Dataset records —
>> Start

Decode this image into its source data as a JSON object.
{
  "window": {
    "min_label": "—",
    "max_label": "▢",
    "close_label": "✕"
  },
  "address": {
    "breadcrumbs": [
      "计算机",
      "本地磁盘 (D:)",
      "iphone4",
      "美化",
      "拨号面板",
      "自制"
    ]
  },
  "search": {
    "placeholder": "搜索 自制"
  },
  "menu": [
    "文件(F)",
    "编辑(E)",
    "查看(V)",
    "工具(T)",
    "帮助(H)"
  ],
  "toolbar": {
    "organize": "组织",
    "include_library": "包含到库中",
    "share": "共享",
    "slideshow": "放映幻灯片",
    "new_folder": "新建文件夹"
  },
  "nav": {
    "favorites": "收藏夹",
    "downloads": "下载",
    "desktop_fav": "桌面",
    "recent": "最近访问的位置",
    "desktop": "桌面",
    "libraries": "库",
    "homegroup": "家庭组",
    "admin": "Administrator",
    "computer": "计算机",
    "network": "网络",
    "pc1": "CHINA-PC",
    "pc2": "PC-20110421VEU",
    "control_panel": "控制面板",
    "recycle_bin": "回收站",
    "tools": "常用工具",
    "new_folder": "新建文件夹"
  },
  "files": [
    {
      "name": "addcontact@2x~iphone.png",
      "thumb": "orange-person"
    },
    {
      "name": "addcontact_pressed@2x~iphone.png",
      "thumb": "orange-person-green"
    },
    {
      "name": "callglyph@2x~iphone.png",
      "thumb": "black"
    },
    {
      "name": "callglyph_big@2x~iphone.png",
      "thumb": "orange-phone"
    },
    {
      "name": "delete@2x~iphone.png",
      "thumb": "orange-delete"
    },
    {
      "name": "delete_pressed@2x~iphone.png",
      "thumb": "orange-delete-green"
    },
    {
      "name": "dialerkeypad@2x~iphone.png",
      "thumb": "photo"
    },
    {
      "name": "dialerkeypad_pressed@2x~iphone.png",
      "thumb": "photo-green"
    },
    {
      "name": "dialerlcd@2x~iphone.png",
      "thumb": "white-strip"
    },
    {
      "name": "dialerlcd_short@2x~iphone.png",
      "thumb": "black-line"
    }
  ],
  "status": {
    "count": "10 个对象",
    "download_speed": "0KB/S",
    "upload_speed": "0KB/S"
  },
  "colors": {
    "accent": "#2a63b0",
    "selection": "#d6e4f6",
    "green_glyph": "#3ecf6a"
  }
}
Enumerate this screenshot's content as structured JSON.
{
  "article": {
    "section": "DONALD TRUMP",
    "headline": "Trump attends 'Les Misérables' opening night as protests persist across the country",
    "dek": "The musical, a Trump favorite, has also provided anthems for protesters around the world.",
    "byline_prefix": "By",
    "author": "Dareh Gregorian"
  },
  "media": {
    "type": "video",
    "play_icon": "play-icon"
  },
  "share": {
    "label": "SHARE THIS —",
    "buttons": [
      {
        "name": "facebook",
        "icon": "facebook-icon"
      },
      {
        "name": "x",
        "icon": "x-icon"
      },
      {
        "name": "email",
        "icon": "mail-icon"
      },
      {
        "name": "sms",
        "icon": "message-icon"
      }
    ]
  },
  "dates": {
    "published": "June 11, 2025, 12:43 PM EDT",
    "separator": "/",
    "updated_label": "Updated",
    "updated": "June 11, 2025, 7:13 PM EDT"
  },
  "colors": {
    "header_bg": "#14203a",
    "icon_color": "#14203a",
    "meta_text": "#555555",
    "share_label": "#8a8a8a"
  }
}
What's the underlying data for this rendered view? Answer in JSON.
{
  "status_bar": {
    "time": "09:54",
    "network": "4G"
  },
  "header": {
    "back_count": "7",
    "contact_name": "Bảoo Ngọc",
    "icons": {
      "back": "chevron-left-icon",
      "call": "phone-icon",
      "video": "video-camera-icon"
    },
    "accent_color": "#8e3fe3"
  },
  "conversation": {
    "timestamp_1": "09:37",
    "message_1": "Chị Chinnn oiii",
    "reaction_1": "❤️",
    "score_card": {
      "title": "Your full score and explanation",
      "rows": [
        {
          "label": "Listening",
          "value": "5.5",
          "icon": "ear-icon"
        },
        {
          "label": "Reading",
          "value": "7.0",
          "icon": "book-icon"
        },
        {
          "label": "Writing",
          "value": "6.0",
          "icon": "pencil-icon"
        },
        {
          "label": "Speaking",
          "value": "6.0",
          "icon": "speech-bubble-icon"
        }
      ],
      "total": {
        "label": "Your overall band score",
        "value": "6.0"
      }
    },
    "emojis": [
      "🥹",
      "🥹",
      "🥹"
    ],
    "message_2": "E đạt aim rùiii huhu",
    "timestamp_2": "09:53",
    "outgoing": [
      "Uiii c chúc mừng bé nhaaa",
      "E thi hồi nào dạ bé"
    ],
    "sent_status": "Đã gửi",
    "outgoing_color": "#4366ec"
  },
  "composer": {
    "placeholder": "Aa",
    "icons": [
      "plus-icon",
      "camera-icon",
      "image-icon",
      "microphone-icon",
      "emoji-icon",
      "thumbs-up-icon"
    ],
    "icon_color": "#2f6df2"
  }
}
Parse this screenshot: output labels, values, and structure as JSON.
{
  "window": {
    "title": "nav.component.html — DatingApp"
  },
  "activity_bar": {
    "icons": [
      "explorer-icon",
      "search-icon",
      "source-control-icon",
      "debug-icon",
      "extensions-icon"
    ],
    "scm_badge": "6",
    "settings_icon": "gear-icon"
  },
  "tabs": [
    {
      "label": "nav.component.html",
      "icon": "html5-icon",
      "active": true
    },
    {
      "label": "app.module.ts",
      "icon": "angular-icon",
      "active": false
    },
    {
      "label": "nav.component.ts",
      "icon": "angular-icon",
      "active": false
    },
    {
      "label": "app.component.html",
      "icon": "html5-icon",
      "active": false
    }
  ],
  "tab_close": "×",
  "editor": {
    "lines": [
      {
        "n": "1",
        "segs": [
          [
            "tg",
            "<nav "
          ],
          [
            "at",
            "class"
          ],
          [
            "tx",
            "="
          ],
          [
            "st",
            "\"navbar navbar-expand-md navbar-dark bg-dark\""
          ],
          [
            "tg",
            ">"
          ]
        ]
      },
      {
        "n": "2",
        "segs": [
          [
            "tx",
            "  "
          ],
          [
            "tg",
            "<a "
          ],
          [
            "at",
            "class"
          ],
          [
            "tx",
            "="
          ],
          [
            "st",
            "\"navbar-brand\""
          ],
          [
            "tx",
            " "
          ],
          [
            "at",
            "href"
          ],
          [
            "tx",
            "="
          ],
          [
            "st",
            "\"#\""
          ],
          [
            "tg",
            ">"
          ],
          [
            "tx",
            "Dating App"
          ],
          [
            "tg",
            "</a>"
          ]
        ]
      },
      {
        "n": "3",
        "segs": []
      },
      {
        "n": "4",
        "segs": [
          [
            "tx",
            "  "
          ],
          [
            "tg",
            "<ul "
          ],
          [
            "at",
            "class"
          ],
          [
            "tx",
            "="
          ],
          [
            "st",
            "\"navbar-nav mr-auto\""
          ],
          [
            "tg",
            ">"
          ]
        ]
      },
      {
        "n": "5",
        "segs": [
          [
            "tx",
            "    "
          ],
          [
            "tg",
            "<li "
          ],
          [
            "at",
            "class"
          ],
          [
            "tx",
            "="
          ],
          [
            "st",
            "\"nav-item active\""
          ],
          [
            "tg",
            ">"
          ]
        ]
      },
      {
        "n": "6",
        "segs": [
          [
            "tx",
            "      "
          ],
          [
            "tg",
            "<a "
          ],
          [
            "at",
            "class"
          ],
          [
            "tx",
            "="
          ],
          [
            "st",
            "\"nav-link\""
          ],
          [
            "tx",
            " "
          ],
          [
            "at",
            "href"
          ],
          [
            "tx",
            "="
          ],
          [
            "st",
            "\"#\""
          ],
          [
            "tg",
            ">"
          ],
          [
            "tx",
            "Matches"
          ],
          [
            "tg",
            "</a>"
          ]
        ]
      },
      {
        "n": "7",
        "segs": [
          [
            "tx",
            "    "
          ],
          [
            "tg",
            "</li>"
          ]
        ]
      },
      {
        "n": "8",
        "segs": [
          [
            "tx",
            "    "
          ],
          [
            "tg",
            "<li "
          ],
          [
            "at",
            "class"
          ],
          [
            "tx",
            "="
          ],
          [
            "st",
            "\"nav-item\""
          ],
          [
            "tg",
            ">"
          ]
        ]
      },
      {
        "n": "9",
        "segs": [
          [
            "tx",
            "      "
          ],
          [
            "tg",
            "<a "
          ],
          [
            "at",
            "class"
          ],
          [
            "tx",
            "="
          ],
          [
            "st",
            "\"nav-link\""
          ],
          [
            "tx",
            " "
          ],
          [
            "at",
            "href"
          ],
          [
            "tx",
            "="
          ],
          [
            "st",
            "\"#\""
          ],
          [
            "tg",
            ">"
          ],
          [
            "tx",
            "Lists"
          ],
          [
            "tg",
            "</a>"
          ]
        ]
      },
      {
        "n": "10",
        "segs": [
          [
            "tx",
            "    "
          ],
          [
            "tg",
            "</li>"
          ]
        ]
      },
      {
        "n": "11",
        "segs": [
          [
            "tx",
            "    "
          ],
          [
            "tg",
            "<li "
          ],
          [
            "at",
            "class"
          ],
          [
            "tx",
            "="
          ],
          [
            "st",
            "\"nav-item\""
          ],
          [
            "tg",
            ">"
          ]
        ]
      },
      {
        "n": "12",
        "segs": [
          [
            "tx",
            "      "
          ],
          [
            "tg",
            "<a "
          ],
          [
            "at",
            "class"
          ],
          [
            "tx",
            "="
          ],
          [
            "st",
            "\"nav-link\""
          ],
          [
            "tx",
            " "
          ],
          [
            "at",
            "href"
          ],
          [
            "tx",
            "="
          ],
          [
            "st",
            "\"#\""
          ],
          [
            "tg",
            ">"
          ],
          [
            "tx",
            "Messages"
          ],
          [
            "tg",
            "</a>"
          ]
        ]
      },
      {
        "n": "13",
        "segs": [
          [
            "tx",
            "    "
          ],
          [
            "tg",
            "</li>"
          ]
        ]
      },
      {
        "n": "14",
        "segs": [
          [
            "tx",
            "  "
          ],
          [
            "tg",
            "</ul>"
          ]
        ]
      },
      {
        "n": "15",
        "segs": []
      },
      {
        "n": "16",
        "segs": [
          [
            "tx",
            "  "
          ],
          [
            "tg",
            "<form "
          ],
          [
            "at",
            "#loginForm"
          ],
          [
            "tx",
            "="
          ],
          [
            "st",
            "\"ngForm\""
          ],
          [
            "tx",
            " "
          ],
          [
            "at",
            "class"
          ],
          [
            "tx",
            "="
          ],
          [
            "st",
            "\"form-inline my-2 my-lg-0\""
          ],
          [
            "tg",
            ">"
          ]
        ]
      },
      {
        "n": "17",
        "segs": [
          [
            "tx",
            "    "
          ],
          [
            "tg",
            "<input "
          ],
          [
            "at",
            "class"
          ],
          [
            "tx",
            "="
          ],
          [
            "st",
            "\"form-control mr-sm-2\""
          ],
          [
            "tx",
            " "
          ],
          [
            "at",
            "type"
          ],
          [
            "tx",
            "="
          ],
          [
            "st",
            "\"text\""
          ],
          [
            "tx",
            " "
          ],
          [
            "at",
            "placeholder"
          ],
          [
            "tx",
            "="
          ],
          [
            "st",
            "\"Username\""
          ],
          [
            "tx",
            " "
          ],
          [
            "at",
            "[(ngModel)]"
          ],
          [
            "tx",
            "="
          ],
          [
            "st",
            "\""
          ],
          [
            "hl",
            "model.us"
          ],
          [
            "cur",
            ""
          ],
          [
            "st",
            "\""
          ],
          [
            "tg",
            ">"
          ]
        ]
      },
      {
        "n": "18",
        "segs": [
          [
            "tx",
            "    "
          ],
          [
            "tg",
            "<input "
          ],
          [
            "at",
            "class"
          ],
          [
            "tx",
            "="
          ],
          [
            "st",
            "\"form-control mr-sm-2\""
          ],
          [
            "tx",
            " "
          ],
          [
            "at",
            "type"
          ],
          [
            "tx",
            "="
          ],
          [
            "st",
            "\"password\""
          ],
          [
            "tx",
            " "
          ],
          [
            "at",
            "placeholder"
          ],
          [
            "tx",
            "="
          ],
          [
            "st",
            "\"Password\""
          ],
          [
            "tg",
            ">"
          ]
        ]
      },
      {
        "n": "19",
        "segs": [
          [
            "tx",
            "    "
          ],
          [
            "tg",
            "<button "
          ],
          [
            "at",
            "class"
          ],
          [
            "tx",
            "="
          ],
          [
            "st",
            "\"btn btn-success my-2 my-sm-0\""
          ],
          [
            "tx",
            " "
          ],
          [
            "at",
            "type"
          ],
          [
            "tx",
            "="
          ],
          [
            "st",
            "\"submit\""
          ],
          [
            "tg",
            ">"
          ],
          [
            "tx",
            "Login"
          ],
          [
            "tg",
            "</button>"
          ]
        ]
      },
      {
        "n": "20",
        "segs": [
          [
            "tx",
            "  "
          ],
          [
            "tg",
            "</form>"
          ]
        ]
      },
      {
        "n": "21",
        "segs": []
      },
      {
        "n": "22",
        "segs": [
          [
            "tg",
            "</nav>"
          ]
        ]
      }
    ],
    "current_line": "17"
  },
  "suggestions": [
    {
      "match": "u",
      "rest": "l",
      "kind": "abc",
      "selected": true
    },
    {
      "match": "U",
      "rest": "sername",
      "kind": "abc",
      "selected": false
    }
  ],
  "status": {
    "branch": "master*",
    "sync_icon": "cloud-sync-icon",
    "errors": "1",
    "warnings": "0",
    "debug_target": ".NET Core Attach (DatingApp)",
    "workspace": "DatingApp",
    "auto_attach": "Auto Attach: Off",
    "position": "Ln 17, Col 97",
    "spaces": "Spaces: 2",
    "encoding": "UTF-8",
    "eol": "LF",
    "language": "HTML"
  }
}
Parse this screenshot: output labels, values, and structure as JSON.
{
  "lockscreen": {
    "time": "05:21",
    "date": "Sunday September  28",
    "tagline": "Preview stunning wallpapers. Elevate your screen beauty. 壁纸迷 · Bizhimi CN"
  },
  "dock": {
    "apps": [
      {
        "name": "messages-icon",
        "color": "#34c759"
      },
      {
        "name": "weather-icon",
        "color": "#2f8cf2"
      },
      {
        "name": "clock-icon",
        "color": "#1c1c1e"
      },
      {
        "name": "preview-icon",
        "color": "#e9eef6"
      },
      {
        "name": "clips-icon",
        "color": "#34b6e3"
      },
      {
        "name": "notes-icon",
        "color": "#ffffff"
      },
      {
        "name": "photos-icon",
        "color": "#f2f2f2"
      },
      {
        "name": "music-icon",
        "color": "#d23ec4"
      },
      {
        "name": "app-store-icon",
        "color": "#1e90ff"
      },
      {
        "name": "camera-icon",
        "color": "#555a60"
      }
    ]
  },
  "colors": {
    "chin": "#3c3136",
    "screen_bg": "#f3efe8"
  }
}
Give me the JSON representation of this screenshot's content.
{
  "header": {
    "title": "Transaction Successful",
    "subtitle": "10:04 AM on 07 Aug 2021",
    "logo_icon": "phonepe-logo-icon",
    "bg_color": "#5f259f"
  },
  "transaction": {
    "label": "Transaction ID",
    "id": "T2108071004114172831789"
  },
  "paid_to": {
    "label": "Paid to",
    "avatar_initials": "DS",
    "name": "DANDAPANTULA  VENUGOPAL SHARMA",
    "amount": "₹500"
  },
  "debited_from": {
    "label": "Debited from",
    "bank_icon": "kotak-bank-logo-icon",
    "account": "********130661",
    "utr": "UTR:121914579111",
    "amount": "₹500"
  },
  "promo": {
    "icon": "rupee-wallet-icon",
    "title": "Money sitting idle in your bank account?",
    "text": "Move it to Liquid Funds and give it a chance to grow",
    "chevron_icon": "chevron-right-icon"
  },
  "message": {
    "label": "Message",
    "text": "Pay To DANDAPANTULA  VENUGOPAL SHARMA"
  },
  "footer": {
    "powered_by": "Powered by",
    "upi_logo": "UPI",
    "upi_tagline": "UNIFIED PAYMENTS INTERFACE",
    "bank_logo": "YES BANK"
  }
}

>> End

Description of the task —
Work out how many lines in the records above hold the string "June", then give only that count.

Exercise output —
2